» PROBLEM: Set down each line of the data below exactly as it stands, dropping the pictures.

» PROVIDED RECORDS:
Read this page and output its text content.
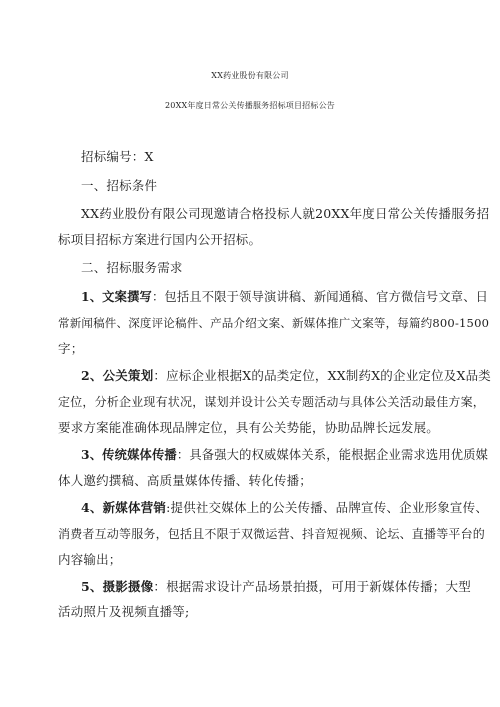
XX药业股份有限公司
20XX年度日常公关传播服务招标项目招标公告
招标编号：X
一、招标条件
XX药业股份有限公司现邀请合格投标人就20XX年度日常公关传播服务招
标项目招标方案进行国内公开招标。
二、招标服务需求
1、文案撰写：包括且不限于领导演讲稿、新闻通稿、官方微信号文章、日
常新闻稿件、深度评论稿件、产品介绍文案、新媒体推广文案等，每篇约800-1500
字；
2、公关策划：应标企业根据X的品类定位，XX制药X的企业定位及X品类
定位，分析企业现有状况，谋划并设计公关专题活动与具体公关活动最佳方案，
要求方案能准确体现品牌定位，具有公关势能，协助品牌长远发展。
3、传统媒体传播：具备强大的权威媒体关系，能根据企业需求选用优质媒
体人邀约撰稿、高质量媒体传播、转化传播；
4、新媒体营销:提供社交媒体上的公关传播、品牌宣传、企业形象宣传、
消费者互动等服务，包括且不限于双微运营、抖音短视频、论坛、直播等平台的
内容输出；
5、摄影摄像：根据需求设计产品场景拍摄，可用于新媒体传播；大型
活动照片及视频直播等;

» ANSWER TO THIS PROBLEM:
Read this page and output its text content.
XX药业股份有限公司
20XX年度日常公关传播服务招标项目招标公告
招标编号：X
一、招标条件
XX药业股份有限公司现邀请合格投标人就20XX年度日常公关传播服务招
标项目招标方案进行国内公开招标。
二、招标服务需求
1、文案撰写：包括且不限于领导演讲稿、新闻通稿、官方微信号文章、日
常新闻稿件、深度评论稿件、产品介绍文案、新媒体推广文案等，每篇约800-1500
字；
2、公关策划：应标企业根据X的品类定位，XX制药X的企业定位及X品类
定位，分析企业现有状况，谋划并设计公关专题活动与具体公关活动最佳方案，
要求方案能准确体现品牌定位，具有公关势能，协助品牌长远发展。
3、传统媒体传播：具备强大的权威媒体关系，能根据企业需求选用优质媒
体人邀约撰稿、高质量媒体传播、转化传播；
4、新媒体营销:提供社交媒体上的公关传播、品牌宣传、企业形象宣传、
消费者互动等服务，包括且不限于双微运营、抖音短视频、论坛、直播等平台的
内容输出；
5、摄影摄像：根据需求设计产品场景拍摄，可用于新媒体传播；大型
活动照片及视频直播等;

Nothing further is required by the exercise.